Entries shown:
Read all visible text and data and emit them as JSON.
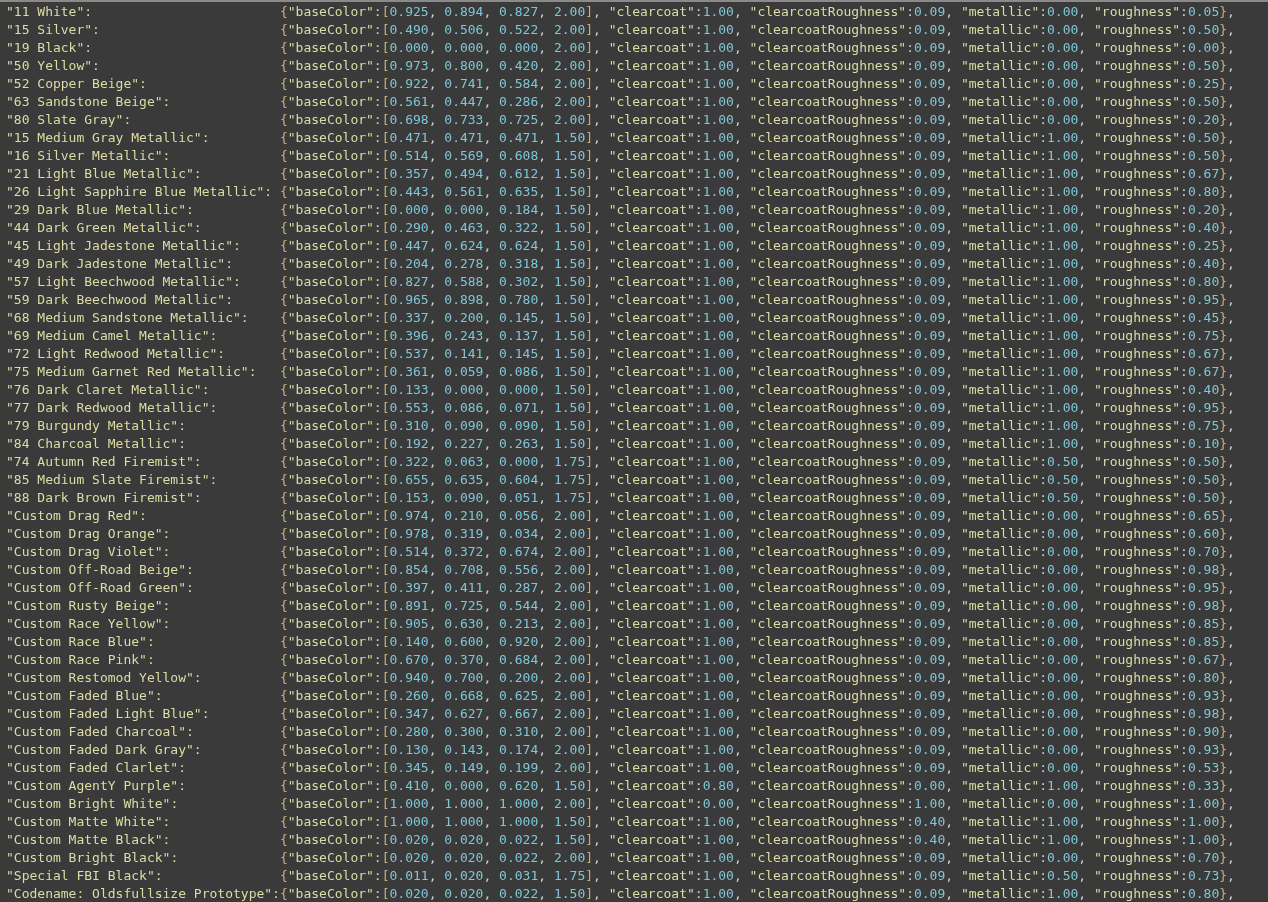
{
  "editor": {
    "lines": [
      {
        "key": "\"11 White\":",
        "code": "{\"baseColor\":[0.925, 0.894, 0.827, 2.00], \"clearcoat\":1.00, \"clearcoatRoughness\":0.09, \"metallic\":0.00, \"roughness\":0.05},"
      },
      {
        "key": "\"15 Silver\":",
        "code": "{\"baseColor\":[0.490, 0.506, 0.522, 2.00], \"clearcoat\":1.00, \"clearcoatRoughness\":0.09, \"metallic\":0.00, \"roughness\":0.50},"
      },
      {
        "key": "\"19 Black\":",
        "code": "{\"baseColor\":[0.000, 0.000, 0.000, 2.00], \"clearcoat\":1.00, \"clearcoatRoughness\":0.09, \"metallic\":0.00, \"roughness\":0.00},"
      },
      {
        "key": "\"50 Yellow\":",
        "code": "{\"baseColor\":[0.973, 0.800, 0.420, 2.00], \"clearcoat\":1.00, \"clearcoatRoughness\":0.09, \"metallic\":0.00, \"roughness\":0.50},"
      },
      {
        "key": "\"52 Copper Beige\":",
        "code": "{\"baseColor\":[0.922, 0.741, 0.584, 2.00], \"clearcoat\":1.00, \"clearcoatRoughness\":0.09, \"metallic\":0.00, \"roughness\":0.25},"
      },
      {
        "key": "\"63 Sandstone Beige\":",
        "code": "{\"baseColor\":[0.561, 0.447, 0.286, 2.00], \"clearcoat\":1.00, \"clearcoatRoughness\":0.09, \"metallic\":0.00, \"roughness\":0.50},"
      },
      {
        "key": "\"80 Slate Gray\":",
        "code": "{\"baseColor\":[0.698, 0.733, 0.725, 2.00], \"clearcoat\":1.00, \"clearcoatRoughness\":0.09, \"metallic\":0.00, \"roughness\":0.20},"
      },
      {
        "key": "\"15 Medium Gray Metallic\":",
        "code": "{\"baseColor\":[0.471, 0.471, 0.471, 1.50], \"clearcoat\":1.00, \"clearcoatRoughness\":0.09, \"metallic\":1.00, \"roughness\":0.50},"
      },
      {
        "key": "\"16 Silver Metallic\":",
        "code": "{\"baseColor\":[0.514, 0.569, 0.608, 1.50], \"clearcoat\":1.00, \"clearcoatRoughness\":0.09, \"metallic\":1.00, \"roughness\":0.50},"
      },
      {
        "key": "\"21 Light Blue Metallic\":",
        "code": "{\"baseColor\":[0.357, 0.494, 0.612, 1.50], \"clearcoat\":1.00, \"clearcoatRoughness\":0.09, \"metallic\":1.00, \"roughness\":0.67},"
      },
      {
        "key": "\"26 Light Sapphire Blue Metallic\":",
        "code": "{\"baseColor\":[0.443, 0.561, 0.635, 1.50], \"clearcoat\":1.00, \"clearcoatRoughness\":0.09, \"metallic\":1.00, \"roughness\":0.80},"
      },
      {
        "key": "\"29 Dark Blue Metallic\":",
        "code": "{\"baseColor\":[0.000, 0.000, 0.184, 1.50], \"clearcoat\":1.00, \"clearcoatRoughness\":0.09, \"metallic\":1.00, \"roughness\":0.20},"
      },
      {
        "key": "\"44 Dark Green Metallic\":",
        "code": "{\"baseColor\":[0.290, 0.463, 0.322, 1.50], \"clearcoat\":1.00, \"clearcoatRoughness\":0.09, \"metallic\":1.00, \"roughness\":0.40},"
      },
      {
        "key": "\"45 Light Jadestone Metallic\":",
        "code": "{\"baseColor\":[0.447, 0.624, 0.624, 1.50], \"clearcoat\":1.00, \"clearcoatRoughness\":0.09, \"metallic\":1.00, \"roughness\":0.25},"
      },
      {
        "key": "\"49 Dark Jadestone Metallic\":",
        "code": "{\"baseColor\":[0.204, 0.278, 0.318, 1.50], \"clearcoat\":1.00, \"clearcoatRoughness\":0.09, \"metallic\":1.00, \"roughness\":0.40},"
      },
      {
        "key": "\"57 Light Beechwood Metallic\":",
        "code": "{\"baseColor\":[0.827, 0.588, 0.302, 1.50], \"clearcoat\":1.00, \"clearcoatRoughness\":0.09, \"metallic\":1.00, \"roughness\":0.80},"
      },
      {
        "key": "\"59 Dark Beechwood Metallic\":",
        "code": "{\"baseColor\":[0.965, 0.898, 0.780, 1.50], \"clearcoat\":1.00, \"clearcoatRoughness\":0.09, \"metallic\":1.00, \"roughness\":0.95},"
      },
      {
        "key": "\"68 Medium Sandstone Metallic\":",
        "code": "{\"baseColor\":[0.337, 0.200, 0.145, 1.50], \"clearcoat\":1.00, \"clearcoatRoughness\":0.09, \"metallic\":1.00, \"roughness\":0.45},"
      },
      {
        "key": "\"69 Medium Camel Metallic\":",
        "code": "{\"baseColor\":[0.396, 0.243, 0.137, 1.50], \"clearcoat\":1.00, \"clearcoatRoughness\":0.09, \"metallic\":1.00, \"roughness\":0.75},"
      },
      {
        "key": "\"72 Light Redwood Metallic\":",
        "code": "{\"baseColor\":[0.537, 0.141, 0.145, 1.50], \"clearcoat\":1.00, \"clearcoatRoughness\":0.09, \"metallic\":1.00, \"roughness\":0.67},"
      },
      {
        "key": "\"75 Medium Garnet Red Metallic\":",
        "code": "{\"baseColor\":[0.361, 0.059, 0.086, 1.50], \"clearcoat\":1.00, \"clearcoatRoughness\":0.09, \"metallic\":1.00, \"roughness\":0.67},"
      },
      {
        "key": "\"76 Dark Claret Metallic\":",
        "code": "{\"baseColor\":[0.133, 0.000, 0.000, 1.50], \"clearcoat\":1.00, \"clearcoatRoughness\":0.09, \"metallic\":1.00, \"roughness\":0.40},"
      },
      {
        "key": "\"77 Dark Redwood Metallic\":",
        "code": "{\"baseColor\":[0.553, 0.086, 0.071, 1.50], \"clearcoat\":1.00, \"clearcoatRoughness\":0.09, \"metallic\":1.00, \"roughness\":0.95},"
      },
      {
        "key": "\"79 Burgundy Metallic\":",
        "code": "{\"baseColor\":[0.310, 0.090, 0.090, 1.50], \"clearcoat\":1.00, \"clearcoatRoughness\":0.09, \"metallic\":1.00, \"roughness\":0.75},"
      },
      {
        "key": "\"84 Charcoal Metallic\":",
        "code": "{\"baseColor\":[0.192, 0.227, 0.263, 1.50], \"clearcoat\":1.00, \"clearcoatRoughness\":0.09, \"metallic\":1.00, \"roughness\":0.10},"
      },
      {
        "key": "\"74 Autumn Red Firemist\":",
        "code": "{\"baseColor\":[0.322, 0.063, 0.000, 1.75], \"clearcoat\":1.00, \"clearcoatRoughness\":0.09, \"metallic\":0.50, \"roughness\":0.50},"
      },
      {
        "key": "\"85 Medium Slate Firemist\":",
        "code": "{\"baseColor\":[0.655, 0.635, 0.604, 1.75], \"clearcoat\":1.00, \"clearcoatRoughness\":0.09, \"metallic\":0.50, \"roughness\":0.50},"
      },
      {
        "key": "\"88 Dark Brown Firemist\":",
        "code": "{\"baseColor\":[0.153, 0.090, 0.051, 1.75], \"clearcoat\":1.00, \"clearcoatRoughness\":0.09, \"metallic\":0.50, \"roughness\":0.50},"
      },
      {
        "key": "\"Custom Drag Red\":",
        "code": "{\"baseColor\":[0.974, 0.210, 0.056, 2.00], \"clearcoat\":1.00, \"clearcoatRoughness\":0.09, \"metallic\":0.00, \"roughness\":0.65},"
      },
      {
        "key": "\"Custom Drag Orange\":",
        "code": "{\"baseColor\":[0.978, 0.319, 0.034, 2.00], \"clearcoat\":1.00, \"clearcoatRoughness\":0.09, \"metallic\":0.00, \"roughness\":0.60},"
      },
      {
        "key": "\"Custom Drag Violet\":",
        "code": "{\"baseColor\":[0.514, 0.372, 0.674, 2.00], \"clearcoat\":1.00, \"clearcoatRoughness\":0.09, \"metallic\":0.00, \"roughness\":0.70},"
      },
      {
        "key": "\"Custom Off-Road Beige\":",
        "code": "{\"baseColor\":[0.854, 0.708, 0.556, 2.00], \"clearcoat\":1.00, \"clearcoatRoughness\":0.09, \"metallic\":0.00, \"roughness\":0.98},"
      },
      {
        "key": "\"Custom Off-Road Green\":",
        "code": "{\"baseColor\":[0.397, 0.411, 0.287, 2.00], \"clearcoat\":1.00, \"clearcoatRoughness\":0.09, \"metallic\":0.00, \"roughness\":0.95},"
      },
      {
        "key": "\"Custom Rusty Beige\":",
        "code": "{\"baseColor\":[0.891, 0.725, 0.544, 2.00], \"clearcoat\":1.00, \"clearcoatRoughness\":0.09, \"metallic\":0.00, \"roughness\":0.98},"
      },
      {
        "key": "\"Custom Race Yellow\":",
        "code": "{\"baseColor\":[0.905, 0.630, 0.213, 2.00], \"clearcoat\":1.00, \"clearcoatRoughness\":0.09, \"metallic\":0.00, \"roughness\":0.85},"
      },
      {
        "key": "\"Custom Race Blue\":",
        "code": "{\"baseColor\":[0.140, 0.600, 0.920, 2.00], \"clearcoat\":1.00, \"clearcoatRoughness\":0.09, \"metallic\":0.00, \"roughness\":0.85},"
      },
      {
        "key": "\"Custom Race Pink\":",
        "code": "{\"baseColor\":[0.670, 0.370, 0.684, 2.00], \"clearcoat\":1.00, \"clearcoatRoughness\":0.09, \"metallic\":0.00, \"roughness\":0.67},"
      },
      {
        "key": "\"Custom Restomod Yellow\":",
        "code": "{\"baseColor\":[0.940, 0.700, 0.200, 2.00], \"clearcoat\":1.00, \"clearcoatRoughness\":0.09, \"metallic\":0.00, \"roughness\":0.80},"
      },
      {
        "key": "\"Custom Faded Blue\":",
        "code": "{\"baseColor\":[0.260, 0.668, 0.625, 2.00], \"clearcoat\":1.00, \"clearcoatRoughness\":0.09, \"metallic\":0.00, \"roughness\":0.93},"
      },
      {
        "key": "\"Custom Faded Light Blue\":",
        "code": "{\"baseColor\":[0.347, 0.627, 0.667, 2.00], \"clearcoat\":1.00, \"clearcoatRoughness\":0.09, \"metallic\":0.00, \"roughness\":0.98},"
      },
      {
        "key": "\"Custom Faded Charcoal\":",
        "code": "{\"baseColor\":[0.280, 0.300, 0.310, 2.00], \"clearcoat\":1.00, \"clearcoatRoughness\":0.09, \"metallic\":0.00, \"roughness\":0.90},"
      },
      {
        "key": "\"Custom Faded Dark Gray\":",
        "code": "{\"baseColor\":[0.130, 0.143, 0.174, 2.00], \"clearcoat\":1.00, \"clearcoatRoughness\":0.09, \"metallic\":0.00, \"roughness\":0.93},"
      },
      {
        "key": "\"Custom Faded Clarlet\":",
        "code": "{\"baseColor\":[0.345, 0.149, 0.199, 2.00], \"clearcoat\":1.00, \"clearcoatRoughness\":0.09, \"metallic\":0.00, \"roughness\":0.53},"
      },
      {
        "key": "\"Custom AgentY Purple\":",
        "code": "{\"baseColor\":[0.410, 0.000, 0.620, 1.50], \"clearcoat\":0.80, \"clearcoatRoughness\":0.00, \"metallic\":1.00, \"roughness\":0.33},"
      },
      {
        "key": "\"Custom Bright White\":",
        "code": "{\"baseColor\":[1.000, 1.000, 1.000, 2.00], \"clearcoat\":0.00, \"clearcoatRoughness\":1.00, \"metallic\":0.00, \"roughness\":1.00},"
      },
      {
        "key": "\"Custom Matte White\":",
        "code": "{\"baseColor\":[1.000, 1.000, 1.000, 1.50], \"clearcoat\":1.00, \"clearcoatRoughness\":0.40, \"metallic\":1.00, \"roughness\":1.00},"
      },
      {
        "key": "\"Custom Matte Black\":",
        "code": "{\"baseColor\":[0.020, 0.020, 0.022, 1.50], \"clearcoat\":1.00, \"clearcoatRoughness\":0.40, \"metallic\":1.00, \"roughness\":1.00},"
      },
      {
        "key": "\"Custom Bright Black\":",
        "code": "{\"baseColor\":[0.020, 0.020, 0.022, 2.00], \"clearcoat\":1.00, \"clearcoatRoughness\":0.09, \"metallic\":0.00, \"roughness\":0.70},"
      },
      {
        "key": "\"Special FBI Black\":",
        "code": "{\"baseColor\":[0.011, 0.020, 0.031, 1.75], \"clearcoat\":1.00, \"clearcoatRoughness\":0.09, \"metallic\":0.50, \"roughness\":0.73},"
      },
      {
        "key": "\"Codename: Oldsfullsize Prototype\":",
        "code": "{\"baseColor\":[0.020, 0.020, 0.022, 1.50], \"clearcoat\":1.00, \"clearcoatRoughness\":0.09, \"metallic\":1.00, \"roughness\":0.80},"
      }
    ]
  }
}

What the exercise asks:
Among the entries, how many lines include the word "Green"? Answer with a single number and nothing further.

Exercise answer:
2